Give only the number of lines where "source" occurs.

Dataset entries on figures:
• • • • •
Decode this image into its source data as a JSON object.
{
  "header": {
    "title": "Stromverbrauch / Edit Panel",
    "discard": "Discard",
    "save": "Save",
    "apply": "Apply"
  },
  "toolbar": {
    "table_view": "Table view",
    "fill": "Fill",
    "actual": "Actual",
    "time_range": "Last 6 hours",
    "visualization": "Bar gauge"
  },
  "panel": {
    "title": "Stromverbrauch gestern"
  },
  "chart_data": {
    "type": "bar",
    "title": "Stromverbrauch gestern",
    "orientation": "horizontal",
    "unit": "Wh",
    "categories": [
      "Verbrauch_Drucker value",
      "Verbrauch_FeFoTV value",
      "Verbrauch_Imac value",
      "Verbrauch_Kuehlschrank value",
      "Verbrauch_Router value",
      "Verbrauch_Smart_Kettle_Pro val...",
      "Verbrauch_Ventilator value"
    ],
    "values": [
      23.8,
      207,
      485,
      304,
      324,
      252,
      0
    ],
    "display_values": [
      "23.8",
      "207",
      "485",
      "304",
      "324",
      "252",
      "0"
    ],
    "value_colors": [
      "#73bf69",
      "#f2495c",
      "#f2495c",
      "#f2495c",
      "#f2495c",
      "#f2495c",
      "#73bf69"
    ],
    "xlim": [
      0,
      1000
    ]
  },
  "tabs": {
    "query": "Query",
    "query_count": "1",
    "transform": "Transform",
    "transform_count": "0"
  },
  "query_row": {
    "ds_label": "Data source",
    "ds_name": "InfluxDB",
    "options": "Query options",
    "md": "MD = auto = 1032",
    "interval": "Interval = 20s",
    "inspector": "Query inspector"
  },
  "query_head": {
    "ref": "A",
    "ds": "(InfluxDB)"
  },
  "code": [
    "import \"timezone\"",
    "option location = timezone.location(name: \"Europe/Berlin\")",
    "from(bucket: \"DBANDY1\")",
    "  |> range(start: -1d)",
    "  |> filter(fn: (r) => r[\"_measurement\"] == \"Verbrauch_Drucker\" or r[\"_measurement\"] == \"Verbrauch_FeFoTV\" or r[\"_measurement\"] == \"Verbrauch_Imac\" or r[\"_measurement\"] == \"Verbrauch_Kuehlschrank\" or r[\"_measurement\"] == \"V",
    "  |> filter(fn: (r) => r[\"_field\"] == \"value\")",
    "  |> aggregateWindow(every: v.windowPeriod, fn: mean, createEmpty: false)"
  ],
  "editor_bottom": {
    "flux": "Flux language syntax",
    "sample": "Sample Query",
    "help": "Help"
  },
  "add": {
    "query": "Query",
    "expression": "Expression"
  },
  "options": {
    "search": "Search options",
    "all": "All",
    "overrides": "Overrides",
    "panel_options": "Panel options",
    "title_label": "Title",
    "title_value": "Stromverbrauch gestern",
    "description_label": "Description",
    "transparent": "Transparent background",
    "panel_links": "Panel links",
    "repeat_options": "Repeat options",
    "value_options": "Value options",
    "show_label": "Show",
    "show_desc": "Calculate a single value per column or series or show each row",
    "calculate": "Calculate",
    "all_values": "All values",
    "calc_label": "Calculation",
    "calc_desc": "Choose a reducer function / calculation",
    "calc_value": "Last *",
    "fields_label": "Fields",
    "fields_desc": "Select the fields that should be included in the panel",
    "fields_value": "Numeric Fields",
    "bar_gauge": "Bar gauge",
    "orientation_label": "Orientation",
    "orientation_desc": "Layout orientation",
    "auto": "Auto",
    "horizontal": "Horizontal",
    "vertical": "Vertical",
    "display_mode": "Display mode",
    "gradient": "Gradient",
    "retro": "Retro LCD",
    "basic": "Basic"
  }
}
• • • • •
**Answer below**:
2